Stored records
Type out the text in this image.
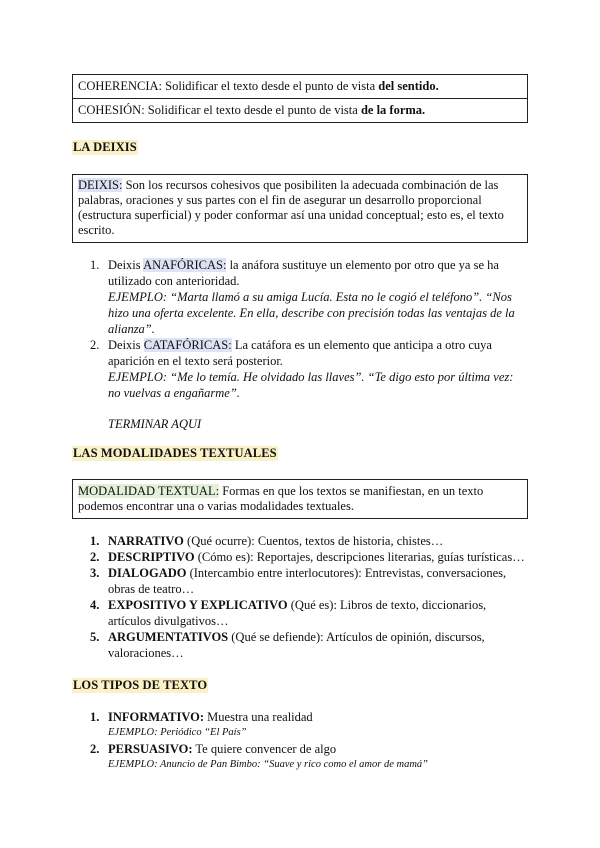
COHERENCIA: Solidificar el texto desde el punto de vista del sentido.
COHESIÓN: Solidificar el texto desde el punto de vista de la forma.
LA DEIXIS
DEIXIS: Son los recursos cohesivos que posibiliten la adecuada combinación de las palabras, oraciones y sus partes con el fin de asegurar un desarrollo proporcional (estructura superficial) y poder conformar así una unidad conceptual; esto es, el texto escrito.
1. Deixis ANAFÓRICAS: la anáfora sustituye un elemento por otro que ya se ha utilizado con anterioridad.
EJEMPLO: “Marta llamó a su amiga Lucía. Esta no le cogió el teléfono”. “Nos hizo una oferta excelente. En ella, describe con precisión todas las ventajas de la alianza”.
2. Deixis CATAFÓRICAS: La catáfora es un elemento que anticipa a otro cuya aparición en el texto será posterior.
EJEMPLO: “Me lo temía. He olvidado las llaves”. “Te digo esto por última vez: no vuelvas a engañarme”.
TERMINAR AQUI
LAS MODALIDADES TEXTUALES
MODALIDAD TEXTUAL: Formas en que los textos se manifiestan, en un texto podemos encontrar una o varias modalidades textuales.
1. NARRATIVO (Qué ocurre): Cuentos, textos de historia, chistes…
2. DESCRIPTIVO (Cómo es): Reportajes, descripciones literarias, guías turísticas…
3. DIALOGADO (Intercambio entre interlocutores): Entrevistas, conversaciones, obras de teatro…
4. EXPOSITIVO Y EXPLICATIVO (Qué es): Libros de texto, diccionarios, artículos divulgativos…
5. ARGUMENTATIVOS (Qué se defiende): Artículos de opinión, discursos, valoraciones…
LOS TIPOS DE TEXTO
1. INFORMATIVO: Muestra una realidad
EJEMPLO: Periódico “El País”
2. PERSUASIVO: Te quiere convencer de algo
EJEMPLO: Anuncio de Pan Bimbo: “Suave y rico como el amor de mamá”
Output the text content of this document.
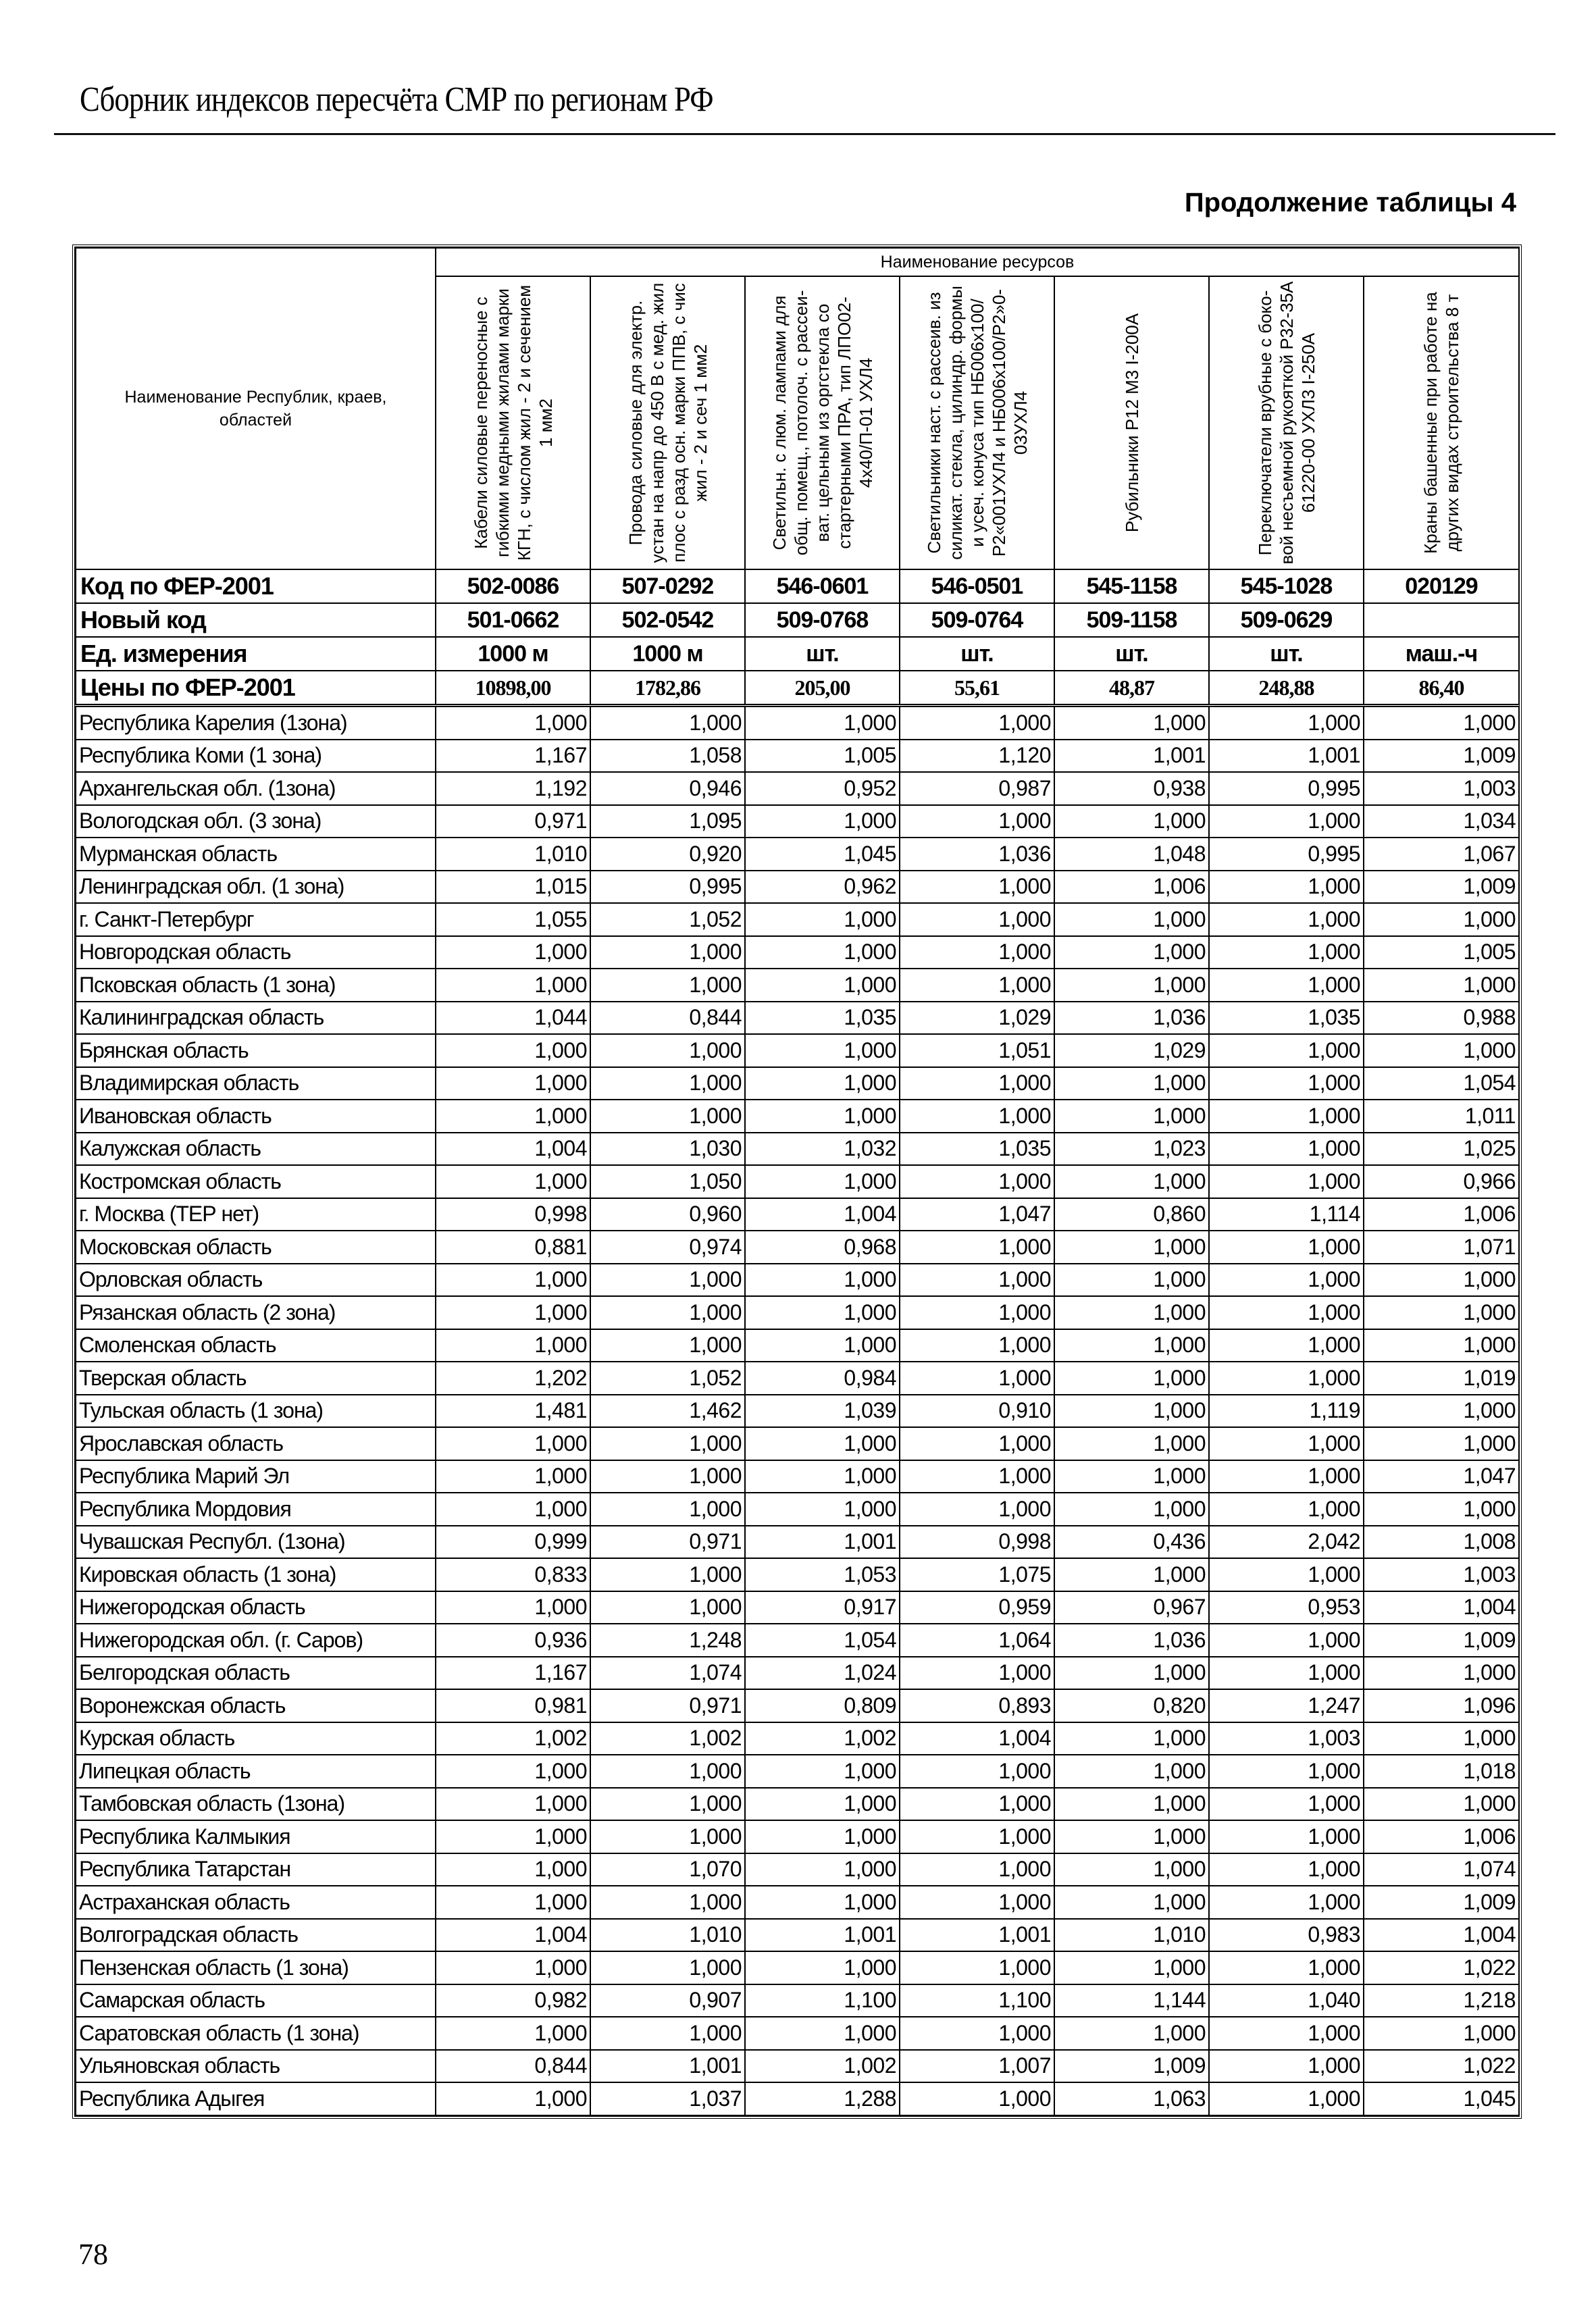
Сборник индексов пересчёта СМР по регионам РФ
Продолжение таблицы 4
Наименование Республик, краев, областей	Наименование ресурсов						

	Кабели силовые переносные с гибкими медными жилами марки КГН, с числом жил - 2 и сечением 1 мм2	Провода силовые для электр. устан на напр до 450 В с мед. жил плос с разд осн. марки ППВ, с чис жил - 2 и сеч 1 мм2	Светильн. с люм. лампами для общ. помещ., потолоч. с рассеи-ват. цельным из оргстекла со стартерными ПРА, тип ЛПО02-4х40/П-01 УХЛ4	Светильники наст. с рассеив. из силикат. стекла, цилиндр. формы и усеч. конуса тип НБ006х100/Р2«001УХЛ4 и НБ006х100/Р2»0-03УХЛ4	Рубильники Р12 М3 I-200А	Переключатели врубные с боко-вой несъемной рукояткой Р32-35А 61220-00 УХЛ3 I-250А	Краны башенные при работе на других видах строительства 8 т

Код по ФЕР-2001	502-0086	507-0292	546-0601	546-0501	545-1158	545-1028	020129
Новый код	501-0662	502-0542	509-0768	509-0764	509-1158	509-0629	
Ед. измерения	1000 м	1000 м	шт.	шт.	шт.	шт.	маш.-ч
Цены по ФЕР-2001	10898,00	1782,86	205,00	55,61	48,87	248,88	86,40
Республика Карелия (1зона)	1,000	1,000	1,000	1,000	1,000	1,000	1,000
Республика Коми (1 зона)	1,167	1,058	1,005	1,120	1,001	1,001	1,009
Архангельская обл. (1зона)	1,192	0,946	0,952	0,987	0,938	0,995	1,003
Вологодская обл. (3 зона)	0,971	1,095	1,000	1,000	1,000	1,000	1,034
Мурманская область	1,010	0,920	1,045	1,036	1,048	0,995	1,067
Ленинградская обл. (1 зона)	1,015	0,995	0,962	1,000	1,006	1,000	1,009
г. Санкт-Петербург	1,055	1,052	1,000	1,000	1,000	1,000	1,000
Новгородская область	1,000	1,000	1,000	1,000	1,000	1,000	1,005
Псковская область (1 зона)	1,000	1,000	1,000	1,000	1,000	1,000	1,000
Калининградская область	1,044	0,844	1,035	1,029	1,036	1,035	0,988
Брянская область	1,000	1,000	1,000	1,051	1,029	1,000	1,000
Владимирская область	1,000	1,000	1,000	1,000	1,000	1,000	1,054
Ивановская область	1,000	1,000	1,000	1,000	1,000	1,000	1,011
Калужская область	1,004	1,030	1,032	1,035	1,023	1,000	1,025
Костромская область	1,000	1,050	1,000	1,000	1,000	1,000	0,966
г. Москва (ТЕР нет)	0,998	0,960	1,004	1,047	0,860	1,114	1,006
Московская область	0,881	0,974	0,968	1,000	1,000	1,000	1,071
Орловская область	1,000	1,000	1,000	1,000	1,000	1,000	1,000
Рязанская область (2 зона)	1,000	1,000	1,000	1,000	1,000	1,000	1,000
Смоленская область	1,000	1,000	1,000	1,000	1,000	1,000	1,000
Тверская область	1,202	1,052	0,984	1,000	1,000	1,000	1,019
Тульская область (1 зона)	1,481	1,462	1,039	0,910	1,000	1,119	1,000
Ярославская область	1,000	1,000	1,000	1,000	1,000	1,000	1,000
Республика Марий Эл	1,000	1,000	1,000	1,000	1,000	1,000	1,047
Республика Мордовия	1,000	1,000	1,000	1,000	1,000	1,000	1,000
Чувашская Республ. (1зона)	0,999	0,971	1,001	0,998	0,436	2,042	1,008
Кировская область (1 зона)	0,833	1,000	1,053	1,075	1,000	1,000	1,003
Нижегородская область	1,000	1,000	0,917	0,959	0,967	0,953	1,004
Нижегородская обл. (г. Саров)	0,936	1,248	1,054	1,064	1,036	1,000	1,009
Белгородская область	1,167	1,074	1,024	1,000	1,000	1,000	1,000
Воронежская область	0,981	0,971	0,809	0,893	0,820	1,247	1,096
Курская область	1,002	1,002	1,002	1,004	1,000	1,003	1,000
Липецкая область	1,000	1,000	1,000	1,000	1,000	1,000	1,018
Тамбовская область (1зона)	1,000	1,000	1,000	1,000	1,000	1,000	1,000
Республика Калмыкия	1,000	1,000	1,000	1,000	1,000	1,000	1,006
Республика Татарстан	1,000	1,070	1,000	1,000	1,000	1,000	1,074
Астраханская область	1,000	1,000	1,000	1,000	1,000	1,000	1,009
Волгоградская область	1,004	1,010	1,001	1,001	1,010	0,983	1,004
Пензенская область (1 зона)	1,000	1,000	1,000	1,000	1,000	1,000	1,022
Самарская область	0,982	0,907	1,100	1,100	1,144	1,040	1,218
Саратовская область (1 зона)	1,000	1,000	1,000	1,000	1,000	1,000	1,000
Ульяновская область	0,844	1,001	1,002	1,007	1,009	1,000	1,022
Республика Адыгея	1,000	1,037	1,288	1,000	1,063	1,000	1,045
78
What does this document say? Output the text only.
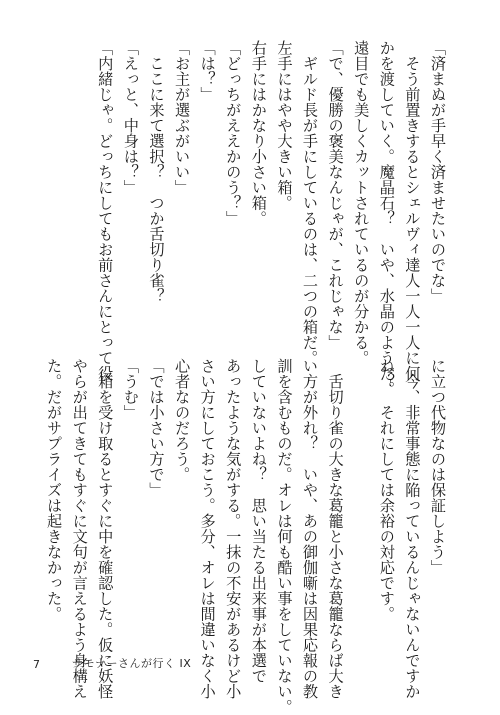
「済まぬが手早く済ませたいのでな」
　そう前置きするとシェルヴィ達人一人一人に何
かを渡していく。魔晶石？　いや、水晶のようだ。
遠目でも美しくカットされているのが分かる。
「で、優勝の褒美なんじゃが、これじゃな」
　ギルド長が手にしているのは、二つの箱だ。
左手にはやや大きい箱。
右手にはかなり小さい箱。
「どっちがええかのう？」
「は？」
「お主が選ぶがいい」
　ここに来て選択？　つか舌切り雀？
「えっと、中身は？」
「内緒じゃ。どっちにしてもお前さんにとって役
に立つ代物なのは保証しよう」
　今、非常事態に陥っているんじゃないんですか
ね？　それにしては余裕の対応です。
　舌切り雀の大きな葛籠と小さな葛籠ならば大き
い方が外れ？　いや、あの御伽噺は因果応報の教
訓を含むものだ。オレは何も酷い事をしていない。
していないよね？　思い当たる出来事が本選で
あったような気がする。一抹の不安があるけど小
さい方にしておこう。多分、オレは間違いなく小
心者なのだろう。
「では小さい方で」
「うむ」
　箱を受け取るとすぐに中を確認した。仮に妖怪
やらが出てきてもすぐに文句が言えるよう身構え
た。だがサプライズは起きなかった。
7	サモナーさんが行く IX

*THE PROBLEM*.
Tell how many lines hold the string "this", giving the number and nothing else.

*COMPLETED TASK*.
3